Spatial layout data
○ ○ ○ ○

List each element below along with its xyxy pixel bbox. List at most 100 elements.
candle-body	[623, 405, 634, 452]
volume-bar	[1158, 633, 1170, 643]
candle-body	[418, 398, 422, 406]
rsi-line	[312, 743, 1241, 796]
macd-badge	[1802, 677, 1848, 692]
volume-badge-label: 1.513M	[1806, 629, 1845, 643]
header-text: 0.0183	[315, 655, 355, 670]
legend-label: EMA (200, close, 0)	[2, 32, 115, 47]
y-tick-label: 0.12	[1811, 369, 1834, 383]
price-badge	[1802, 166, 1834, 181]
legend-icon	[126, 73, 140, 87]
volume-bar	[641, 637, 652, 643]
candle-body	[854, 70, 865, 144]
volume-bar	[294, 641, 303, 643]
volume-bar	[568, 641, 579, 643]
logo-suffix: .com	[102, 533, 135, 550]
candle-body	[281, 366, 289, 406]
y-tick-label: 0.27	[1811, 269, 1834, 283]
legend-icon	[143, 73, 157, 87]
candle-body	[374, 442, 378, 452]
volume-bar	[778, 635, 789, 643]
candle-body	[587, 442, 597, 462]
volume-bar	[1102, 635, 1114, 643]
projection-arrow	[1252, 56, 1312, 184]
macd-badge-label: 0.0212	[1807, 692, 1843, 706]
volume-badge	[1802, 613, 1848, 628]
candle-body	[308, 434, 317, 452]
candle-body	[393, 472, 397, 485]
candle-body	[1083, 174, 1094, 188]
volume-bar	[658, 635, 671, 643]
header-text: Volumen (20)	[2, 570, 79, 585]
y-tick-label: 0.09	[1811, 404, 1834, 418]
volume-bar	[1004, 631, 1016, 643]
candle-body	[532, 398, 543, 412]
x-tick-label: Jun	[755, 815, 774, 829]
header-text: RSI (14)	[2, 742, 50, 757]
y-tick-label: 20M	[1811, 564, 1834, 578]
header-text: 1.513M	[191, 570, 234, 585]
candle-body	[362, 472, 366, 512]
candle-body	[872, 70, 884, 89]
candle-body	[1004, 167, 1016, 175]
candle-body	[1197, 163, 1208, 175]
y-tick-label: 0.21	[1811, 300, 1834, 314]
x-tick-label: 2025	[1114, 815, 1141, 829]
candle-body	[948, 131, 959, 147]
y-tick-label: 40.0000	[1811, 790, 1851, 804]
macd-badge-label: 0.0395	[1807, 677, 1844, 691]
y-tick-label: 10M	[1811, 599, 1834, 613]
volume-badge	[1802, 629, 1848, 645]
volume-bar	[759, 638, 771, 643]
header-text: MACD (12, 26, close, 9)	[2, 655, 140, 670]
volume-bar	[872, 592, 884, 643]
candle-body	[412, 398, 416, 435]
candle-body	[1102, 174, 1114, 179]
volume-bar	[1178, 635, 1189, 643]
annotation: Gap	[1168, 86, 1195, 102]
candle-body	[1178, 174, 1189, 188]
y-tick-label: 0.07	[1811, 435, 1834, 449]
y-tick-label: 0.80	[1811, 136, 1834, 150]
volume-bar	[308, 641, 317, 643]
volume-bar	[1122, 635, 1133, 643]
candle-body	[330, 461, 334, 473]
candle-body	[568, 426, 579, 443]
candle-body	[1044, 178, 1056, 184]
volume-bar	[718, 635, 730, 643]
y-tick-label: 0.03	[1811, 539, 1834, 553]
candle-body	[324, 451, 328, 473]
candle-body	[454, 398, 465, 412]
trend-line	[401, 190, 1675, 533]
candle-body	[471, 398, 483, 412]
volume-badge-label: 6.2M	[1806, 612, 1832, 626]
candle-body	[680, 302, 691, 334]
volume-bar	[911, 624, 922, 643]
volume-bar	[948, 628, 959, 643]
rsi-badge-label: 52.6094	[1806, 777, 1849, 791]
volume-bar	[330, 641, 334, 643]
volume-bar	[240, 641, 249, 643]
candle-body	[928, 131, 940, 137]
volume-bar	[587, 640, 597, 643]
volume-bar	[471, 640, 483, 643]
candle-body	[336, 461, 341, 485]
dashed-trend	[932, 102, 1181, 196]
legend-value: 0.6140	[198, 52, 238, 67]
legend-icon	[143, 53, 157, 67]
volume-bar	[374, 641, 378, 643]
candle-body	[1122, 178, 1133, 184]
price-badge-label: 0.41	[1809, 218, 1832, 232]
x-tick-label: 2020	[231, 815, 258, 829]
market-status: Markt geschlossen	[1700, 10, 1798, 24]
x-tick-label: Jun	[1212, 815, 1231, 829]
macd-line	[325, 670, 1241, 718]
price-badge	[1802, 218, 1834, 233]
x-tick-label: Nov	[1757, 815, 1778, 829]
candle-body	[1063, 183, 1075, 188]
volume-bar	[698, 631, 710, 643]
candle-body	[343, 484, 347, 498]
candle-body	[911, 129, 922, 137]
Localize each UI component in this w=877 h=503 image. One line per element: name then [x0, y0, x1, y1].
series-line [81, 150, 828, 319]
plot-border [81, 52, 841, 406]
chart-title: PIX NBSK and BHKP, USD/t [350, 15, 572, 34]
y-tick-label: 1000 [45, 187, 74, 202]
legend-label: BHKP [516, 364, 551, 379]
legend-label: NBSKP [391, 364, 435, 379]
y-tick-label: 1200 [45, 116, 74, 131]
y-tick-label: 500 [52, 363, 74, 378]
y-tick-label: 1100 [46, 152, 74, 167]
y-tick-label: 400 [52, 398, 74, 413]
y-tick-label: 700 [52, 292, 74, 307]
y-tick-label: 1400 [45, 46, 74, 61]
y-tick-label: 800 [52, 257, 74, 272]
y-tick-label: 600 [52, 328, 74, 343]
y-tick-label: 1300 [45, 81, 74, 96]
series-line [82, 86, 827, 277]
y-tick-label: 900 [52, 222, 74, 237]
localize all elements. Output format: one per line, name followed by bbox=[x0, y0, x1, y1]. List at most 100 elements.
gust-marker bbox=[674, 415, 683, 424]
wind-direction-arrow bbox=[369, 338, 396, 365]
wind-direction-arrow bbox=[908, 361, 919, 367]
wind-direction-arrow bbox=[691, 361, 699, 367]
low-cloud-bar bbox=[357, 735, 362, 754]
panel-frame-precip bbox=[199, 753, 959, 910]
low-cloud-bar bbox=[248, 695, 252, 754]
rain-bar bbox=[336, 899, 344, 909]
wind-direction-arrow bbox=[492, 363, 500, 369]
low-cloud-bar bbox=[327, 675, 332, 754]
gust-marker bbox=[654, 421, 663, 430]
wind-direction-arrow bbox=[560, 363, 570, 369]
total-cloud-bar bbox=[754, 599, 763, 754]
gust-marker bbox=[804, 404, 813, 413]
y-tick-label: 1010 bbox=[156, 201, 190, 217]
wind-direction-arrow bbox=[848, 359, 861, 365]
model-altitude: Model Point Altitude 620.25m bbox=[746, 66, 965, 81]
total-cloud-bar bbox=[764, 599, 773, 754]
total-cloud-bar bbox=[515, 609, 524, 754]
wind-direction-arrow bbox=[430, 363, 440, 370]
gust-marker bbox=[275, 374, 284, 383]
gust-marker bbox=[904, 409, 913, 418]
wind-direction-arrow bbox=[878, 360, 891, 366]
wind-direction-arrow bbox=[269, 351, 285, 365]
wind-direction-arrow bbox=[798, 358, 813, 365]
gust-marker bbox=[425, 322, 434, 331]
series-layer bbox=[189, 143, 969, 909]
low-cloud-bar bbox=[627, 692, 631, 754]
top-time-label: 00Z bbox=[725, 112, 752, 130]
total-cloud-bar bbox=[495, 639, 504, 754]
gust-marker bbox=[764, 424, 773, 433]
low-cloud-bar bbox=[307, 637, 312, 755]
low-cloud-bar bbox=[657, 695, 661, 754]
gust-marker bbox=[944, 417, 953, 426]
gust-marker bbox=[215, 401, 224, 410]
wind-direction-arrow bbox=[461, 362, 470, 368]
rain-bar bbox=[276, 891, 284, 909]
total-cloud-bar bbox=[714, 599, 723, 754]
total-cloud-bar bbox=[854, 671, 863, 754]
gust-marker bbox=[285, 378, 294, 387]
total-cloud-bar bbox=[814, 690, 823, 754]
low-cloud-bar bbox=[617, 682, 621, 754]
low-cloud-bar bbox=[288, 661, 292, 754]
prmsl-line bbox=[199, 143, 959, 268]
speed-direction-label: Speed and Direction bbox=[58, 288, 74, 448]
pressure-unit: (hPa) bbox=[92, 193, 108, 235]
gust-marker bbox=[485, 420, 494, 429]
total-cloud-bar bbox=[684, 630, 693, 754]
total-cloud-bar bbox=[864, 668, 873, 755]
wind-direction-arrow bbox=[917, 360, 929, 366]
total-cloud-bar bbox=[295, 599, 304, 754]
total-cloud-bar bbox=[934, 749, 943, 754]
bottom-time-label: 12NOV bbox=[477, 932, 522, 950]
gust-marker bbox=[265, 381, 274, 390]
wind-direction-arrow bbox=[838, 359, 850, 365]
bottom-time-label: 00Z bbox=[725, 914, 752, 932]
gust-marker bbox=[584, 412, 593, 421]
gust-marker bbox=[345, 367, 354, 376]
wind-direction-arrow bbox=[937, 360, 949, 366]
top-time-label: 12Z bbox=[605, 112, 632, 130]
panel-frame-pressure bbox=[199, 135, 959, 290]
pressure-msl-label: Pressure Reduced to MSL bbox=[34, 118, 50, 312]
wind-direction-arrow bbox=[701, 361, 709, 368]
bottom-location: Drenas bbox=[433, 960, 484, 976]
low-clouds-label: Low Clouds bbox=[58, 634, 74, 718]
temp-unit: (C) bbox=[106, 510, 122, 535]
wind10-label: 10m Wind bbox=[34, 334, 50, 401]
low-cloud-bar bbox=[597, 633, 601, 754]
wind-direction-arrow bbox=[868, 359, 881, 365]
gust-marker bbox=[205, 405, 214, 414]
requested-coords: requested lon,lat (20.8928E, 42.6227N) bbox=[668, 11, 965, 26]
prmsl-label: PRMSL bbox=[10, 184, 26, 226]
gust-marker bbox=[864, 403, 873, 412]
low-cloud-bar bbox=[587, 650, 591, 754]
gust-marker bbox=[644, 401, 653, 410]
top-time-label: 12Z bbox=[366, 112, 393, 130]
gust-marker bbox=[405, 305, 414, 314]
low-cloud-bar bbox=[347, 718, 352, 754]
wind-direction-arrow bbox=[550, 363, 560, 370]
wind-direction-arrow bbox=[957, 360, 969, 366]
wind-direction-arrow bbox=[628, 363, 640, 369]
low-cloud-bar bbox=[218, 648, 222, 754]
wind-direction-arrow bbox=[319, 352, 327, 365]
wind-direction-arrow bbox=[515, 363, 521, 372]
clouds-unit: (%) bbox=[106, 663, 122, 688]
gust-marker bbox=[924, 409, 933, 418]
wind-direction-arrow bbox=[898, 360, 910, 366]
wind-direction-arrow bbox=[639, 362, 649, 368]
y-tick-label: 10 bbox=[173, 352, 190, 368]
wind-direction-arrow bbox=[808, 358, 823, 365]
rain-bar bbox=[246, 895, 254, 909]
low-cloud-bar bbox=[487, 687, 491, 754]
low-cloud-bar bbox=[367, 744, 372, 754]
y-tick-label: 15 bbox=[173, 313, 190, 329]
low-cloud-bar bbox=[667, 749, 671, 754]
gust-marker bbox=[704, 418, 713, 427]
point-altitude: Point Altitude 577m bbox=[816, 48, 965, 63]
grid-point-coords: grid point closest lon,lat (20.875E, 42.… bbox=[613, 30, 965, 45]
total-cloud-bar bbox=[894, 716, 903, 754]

○ ○ ○ ○

Do this: Locate each entry that contains the string "series", treating uppercase and lowercase as different, and copy every such line in full.

Response:
series-line [81, 150, 828, 319]
series-line [82, 86, 827, 277]
series-layer bbox=[189, 143, 969, 909]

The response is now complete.